*EXERCISE TASK*
Extract and list every line that contains the word "JSON".

*RECORD LIST*
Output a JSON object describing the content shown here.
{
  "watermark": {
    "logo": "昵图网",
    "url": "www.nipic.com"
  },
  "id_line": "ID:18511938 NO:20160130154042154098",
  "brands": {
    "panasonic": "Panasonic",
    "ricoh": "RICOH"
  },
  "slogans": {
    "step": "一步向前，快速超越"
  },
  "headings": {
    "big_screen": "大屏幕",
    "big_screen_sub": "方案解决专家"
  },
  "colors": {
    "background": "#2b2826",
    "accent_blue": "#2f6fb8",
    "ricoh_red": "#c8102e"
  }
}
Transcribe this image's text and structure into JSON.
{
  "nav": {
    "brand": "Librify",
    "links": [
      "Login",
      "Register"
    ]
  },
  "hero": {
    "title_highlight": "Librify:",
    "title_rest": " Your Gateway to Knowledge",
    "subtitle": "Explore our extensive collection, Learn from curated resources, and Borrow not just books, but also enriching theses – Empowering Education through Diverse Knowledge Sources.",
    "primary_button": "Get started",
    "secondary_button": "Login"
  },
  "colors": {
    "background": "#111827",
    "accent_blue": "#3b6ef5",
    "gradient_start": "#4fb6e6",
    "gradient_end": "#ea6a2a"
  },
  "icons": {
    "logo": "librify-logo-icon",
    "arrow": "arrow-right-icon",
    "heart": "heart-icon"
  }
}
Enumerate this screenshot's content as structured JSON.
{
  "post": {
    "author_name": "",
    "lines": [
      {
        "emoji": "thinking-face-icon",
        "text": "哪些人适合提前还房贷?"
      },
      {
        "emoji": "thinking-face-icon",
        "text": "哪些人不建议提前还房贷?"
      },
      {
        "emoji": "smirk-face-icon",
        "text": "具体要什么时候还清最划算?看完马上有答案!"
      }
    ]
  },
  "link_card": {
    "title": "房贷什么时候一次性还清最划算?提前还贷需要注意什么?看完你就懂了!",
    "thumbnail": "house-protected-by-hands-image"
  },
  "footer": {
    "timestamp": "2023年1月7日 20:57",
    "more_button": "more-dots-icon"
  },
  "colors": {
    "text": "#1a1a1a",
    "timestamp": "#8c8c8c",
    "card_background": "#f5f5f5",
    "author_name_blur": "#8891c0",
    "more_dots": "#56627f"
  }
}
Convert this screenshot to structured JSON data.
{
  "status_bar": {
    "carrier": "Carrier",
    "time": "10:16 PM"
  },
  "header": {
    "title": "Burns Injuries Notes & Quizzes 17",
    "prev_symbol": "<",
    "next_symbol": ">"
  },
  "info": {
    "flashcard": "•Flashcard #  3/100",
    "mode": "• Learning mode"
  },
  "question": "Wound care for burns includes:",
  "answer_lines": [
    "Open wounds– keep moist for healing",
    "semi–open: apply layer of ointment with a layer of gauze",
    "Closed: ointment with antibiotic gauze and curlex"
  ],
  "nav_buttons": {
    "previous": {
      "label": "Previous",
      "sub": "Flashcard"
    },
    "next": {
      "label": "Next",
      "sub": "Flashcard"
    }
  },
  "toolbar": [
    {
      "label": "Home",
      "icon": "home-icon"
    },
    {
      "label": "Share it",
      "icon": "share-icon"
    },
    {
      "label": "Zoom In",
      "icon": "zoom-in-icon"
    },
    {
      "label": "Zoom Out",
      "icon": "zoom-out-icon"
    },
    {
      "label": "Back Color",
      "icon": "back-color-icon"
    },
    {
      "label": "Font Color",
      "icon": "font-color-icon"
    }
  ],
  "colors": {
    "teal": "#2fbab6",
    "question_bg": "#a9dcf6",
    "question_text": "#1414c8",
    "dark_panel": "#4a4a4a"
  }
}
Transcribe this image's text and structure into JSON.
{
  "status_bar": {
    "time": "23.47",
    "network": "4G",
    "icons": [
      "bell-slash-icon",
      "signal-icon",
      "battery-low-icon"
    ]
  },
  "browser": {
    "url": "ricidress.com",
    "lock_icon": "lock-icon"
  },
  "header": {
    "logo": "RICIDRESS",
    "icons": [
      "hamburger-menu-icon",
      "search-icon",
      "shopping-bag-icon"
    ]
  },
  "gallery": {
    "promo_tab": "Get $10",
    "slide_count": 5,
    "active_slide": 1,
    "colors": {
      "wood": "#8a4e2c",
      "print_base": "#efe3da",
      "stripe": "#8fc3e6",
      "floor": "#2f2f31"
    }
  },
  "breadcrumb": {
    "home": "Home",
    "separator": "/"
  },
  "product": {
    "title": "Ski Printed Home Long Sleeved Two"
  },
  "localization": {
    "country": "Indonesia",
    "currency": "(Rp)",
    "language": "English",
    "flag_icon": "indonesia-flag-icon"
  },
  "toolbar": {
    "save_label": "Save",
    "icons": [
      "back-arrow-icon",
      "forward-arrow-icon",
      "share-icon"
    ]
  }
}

*OUTPUT BELOW*
Output a JSON object describing the content shown here.
Transcribe this image's text and structure into JSON.
Enumerate this screenshot's content as structured JSON.
Convert this screenshot to structured JSON data.
Transcribe this image's text and structure into JSON.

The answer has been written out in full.